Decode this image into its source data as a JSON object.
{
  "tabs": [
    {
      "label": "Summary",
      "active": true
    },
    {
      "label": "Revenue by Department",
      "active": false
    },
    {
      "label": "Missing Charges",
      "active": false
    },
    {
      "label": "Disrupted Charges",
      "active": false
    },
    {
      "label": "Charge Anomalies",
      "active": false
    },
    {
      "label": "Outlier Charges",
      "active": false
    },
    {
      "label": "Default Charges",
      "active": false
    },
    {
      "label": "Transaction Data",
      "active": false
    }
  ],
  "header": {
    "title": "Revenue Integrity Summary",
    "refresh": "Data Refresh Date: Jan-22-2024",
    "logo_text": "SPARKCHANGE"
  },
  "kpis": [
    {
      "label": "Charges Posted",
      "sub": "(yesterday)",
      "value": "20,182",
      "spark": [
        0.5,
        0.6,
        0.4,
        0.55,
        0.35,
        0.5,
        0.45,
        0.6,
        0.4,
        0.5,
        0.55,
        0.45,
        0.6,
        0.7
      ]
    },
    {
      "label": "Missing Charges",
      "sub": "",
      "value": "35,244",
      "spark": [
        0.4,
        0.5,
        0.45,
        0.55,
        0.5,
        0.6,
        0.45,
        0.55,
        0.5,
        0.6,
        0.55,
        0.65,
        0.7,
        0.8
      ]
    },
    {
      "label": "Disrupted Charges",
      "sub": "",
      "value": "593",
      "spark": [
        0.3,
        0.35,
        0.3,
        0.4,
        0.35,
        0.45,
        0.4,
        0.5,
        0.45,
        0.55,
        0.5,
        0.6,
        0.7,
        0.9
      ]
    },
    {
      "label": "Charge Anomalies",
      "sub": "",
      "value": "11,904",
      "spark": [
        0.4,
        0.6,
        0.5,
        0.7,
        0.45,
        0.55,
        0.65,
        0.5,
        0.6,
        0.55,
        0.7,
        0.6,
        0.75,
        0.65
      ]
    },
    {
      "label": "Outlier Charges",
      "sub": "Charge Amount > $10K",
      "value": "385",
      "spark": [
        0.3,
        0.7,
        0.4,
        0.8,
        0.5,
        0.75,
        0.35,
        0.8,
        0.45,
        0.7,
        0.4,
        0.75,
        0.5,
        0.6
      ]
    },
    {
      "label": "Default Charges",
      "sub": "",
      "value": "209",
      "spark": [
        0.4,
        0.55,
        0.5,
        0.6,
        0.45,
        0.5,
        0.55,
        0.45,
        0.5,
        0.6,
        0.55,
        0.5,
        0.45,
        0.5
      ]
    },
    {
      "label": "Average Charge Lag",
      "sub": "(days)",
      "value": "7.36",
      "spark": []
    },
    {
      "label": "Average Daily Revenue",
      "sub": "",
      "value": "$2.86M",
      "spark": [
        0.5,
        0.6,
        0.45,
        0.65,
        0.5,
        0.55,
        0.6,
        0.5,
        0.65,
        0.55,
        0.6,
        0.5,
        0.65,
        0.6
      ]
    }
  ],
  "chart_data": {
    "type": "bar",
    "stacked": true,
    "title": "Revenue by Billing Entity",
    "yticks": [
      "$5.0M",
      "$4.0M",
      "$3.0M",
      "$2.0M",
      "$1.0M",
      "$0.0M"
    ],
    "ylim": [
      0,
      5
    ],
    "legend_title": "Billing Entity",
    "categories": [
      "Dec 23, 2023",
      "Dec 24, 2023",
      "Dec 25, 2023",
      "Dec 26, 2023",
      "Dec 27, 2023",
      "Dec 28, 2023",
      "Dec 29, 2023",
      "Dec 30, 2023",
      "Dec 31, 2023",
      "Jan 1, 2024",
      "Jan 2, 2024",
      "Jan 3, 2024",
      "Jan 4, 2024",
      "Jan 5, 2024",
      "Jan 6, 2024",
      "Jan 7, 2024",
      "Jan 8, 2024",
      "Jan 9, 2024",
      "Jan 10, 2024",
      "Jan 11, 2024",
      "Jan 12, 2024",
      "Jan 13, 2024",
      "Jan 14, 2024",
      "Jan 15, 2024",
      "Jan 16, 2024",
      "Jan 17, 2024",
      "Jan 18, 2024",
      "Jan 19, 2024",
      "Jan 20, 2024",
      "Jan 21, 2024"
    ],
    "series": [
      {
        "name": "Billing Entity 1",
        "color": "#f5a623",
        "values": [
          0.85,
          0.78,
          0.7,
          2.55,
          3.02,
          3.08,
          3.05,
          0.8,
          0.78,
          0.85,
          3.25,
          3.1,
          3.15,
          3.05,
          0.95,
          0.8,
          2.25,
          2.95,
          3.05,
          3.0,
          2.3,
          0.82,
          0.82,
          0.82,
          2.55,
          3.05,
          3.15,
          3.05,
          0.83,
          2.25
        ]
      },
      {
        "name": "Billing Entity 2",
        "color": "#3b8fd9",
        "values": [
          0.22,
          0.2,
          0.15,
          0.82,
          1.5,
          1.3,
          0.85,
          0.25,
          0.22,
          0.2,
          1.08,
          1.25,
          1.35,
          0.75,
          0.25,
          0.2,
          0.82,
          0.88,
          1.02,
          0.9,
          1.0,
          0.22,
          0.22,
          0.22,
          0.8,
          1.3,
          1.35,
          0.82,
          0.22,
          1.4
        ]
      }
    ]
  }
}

════════

## Stated problem
Return all lines containing "Entity".

## Solution to the exercise
    "title": "Revenue by Billing Entity",
    "legend_title": "Billing Entity",
        "name": "Billing Entity 1",
        "name": "Billing Entity 2",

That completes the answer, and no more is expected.